[Excerpts from a figure dataset]

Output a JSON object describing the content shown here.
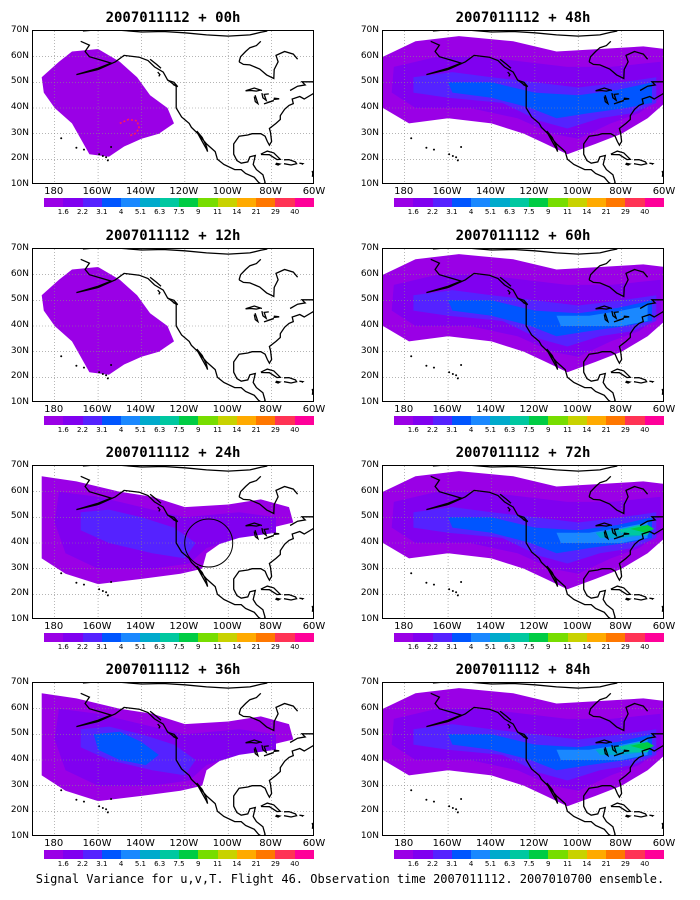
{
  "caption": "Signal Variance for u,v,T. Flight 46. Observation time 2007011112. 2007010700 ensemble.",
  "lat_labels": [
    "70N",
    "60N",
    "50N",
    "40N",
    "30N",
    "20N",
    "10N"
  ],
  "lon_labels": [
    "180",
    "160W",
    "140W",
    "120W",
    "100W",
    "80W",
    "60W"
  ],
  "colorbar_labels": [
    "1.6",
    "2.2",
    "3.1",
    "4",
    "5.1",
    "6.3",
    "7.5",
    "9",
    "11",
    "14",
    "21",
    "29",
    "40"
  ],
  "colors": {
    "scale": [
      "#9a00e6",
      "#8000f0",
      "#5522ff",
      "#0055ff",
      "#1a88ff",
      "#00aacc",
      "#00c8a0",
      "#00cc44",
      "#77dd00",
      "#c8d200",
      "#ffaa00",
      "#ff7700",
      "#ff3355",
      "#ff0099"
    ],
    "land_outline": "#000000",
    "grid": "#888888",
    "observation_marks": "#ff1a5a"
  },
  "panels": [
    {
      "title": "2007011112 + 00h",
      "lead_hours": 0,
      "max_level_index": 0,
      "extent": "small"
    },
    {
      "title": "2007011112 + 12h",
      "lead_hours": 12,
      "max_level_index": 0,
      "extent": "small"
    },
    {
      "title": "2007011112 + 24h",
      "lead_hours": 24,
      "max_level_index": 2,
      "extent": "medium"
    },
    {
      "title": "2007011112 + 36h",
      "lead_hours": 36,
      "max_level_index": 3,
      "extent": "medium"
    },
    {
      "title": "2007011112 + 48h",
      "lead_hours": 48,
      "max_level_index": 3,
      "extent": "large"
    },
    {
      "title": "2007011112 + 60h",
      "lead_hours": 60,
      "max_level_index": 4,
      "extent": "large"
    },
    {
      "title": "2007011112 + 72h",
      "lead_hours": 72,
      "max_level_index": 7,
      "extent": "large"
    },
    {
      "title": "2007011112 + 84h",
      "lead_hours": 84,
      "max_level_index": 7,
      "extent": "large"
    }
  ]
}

■ **WHAT IS REQUIRED**:
Every line above should be returned word for word, with the pictures left behind.

■ **SOLUTION**:
Output a JSON object describing the content shown here.
{
  "caption": "Signal Variance for u,v,T. Flight 46. Observation time 2007011112. 2007010700 ensemble.",
  "lat_labels": [
    "70N",
    "60N",
    "50N",
    "40N",
    "30N",
    "20N",
    "10N"
  ],
  "lon_labels": [
    "180",
    "160W",
    "140W",
    "120W",
    "100W",
    "80W",
    "60W"
  ],
  "colorbar_labels": [
    "1.6",
    "2.2",
    "3.1",
    "4",
    "5.1",
    "6.3",
    "7.5",
    "9",
    "11",
    "14",
    "21",
    "29",
    "40"
  ],
  "colors": {
    "scale": [
      "#9a00e6",
      "#8000f0",
      "#5522ff",
      "#0055ff",
      "#1a88ff",
      "#00aacc",
      "#00c8a0",
      "#00cc44",
      "#77dd00",
      "#c8d200",
      "#ffaa00",
      "#ff7700",
      "#ff3355",
      "#ff0099"
    ],
    "land_outline": "#000000",
    "grid": "#888888",
    "observation_marks": "#ff1a5a"
  },
  "panels": [
    {
      "title": "2007011112 + 00h",
      "lead_hours": 0,
      "max_level_index": 0,
      "extent": "small"
    },
    {
      "title": "2007011112 + 12h",
      "lead_hours": 12,
      "max_level_index": 0,
      "extent": "small"
    },
    {
      "title": "2007011112 + 24h",
      "lead_hours": 24,
      "max_level_index": 2,
      "extent": "medium"
    },
    {
      "title": "2007011112 + 36h",
      "lead_hours": 36,
      "max_level_index": 3,
      "extent": "medium"
    },
    {
      "title": "2007011112 + 48h",
      "lead_hours": 48,
      "max_level_index": 3,
      "extent": "large"
    },
    {
      "title": "2007011112 + 60h",
      "lead_hours": 60,
      "max_level_index": 4,
      "extent": "large"
    },
    {
      "title": "2007011112 + 72h",
      "lead_hours": 72,
      "max_level_index": 7,
      "extent": "large"
    },
    {
      "title": "2007011112 + 84h",
      "lead_hours": 84,
      "max_level_index": 7,
      "extent": "large"
    }
  ]
}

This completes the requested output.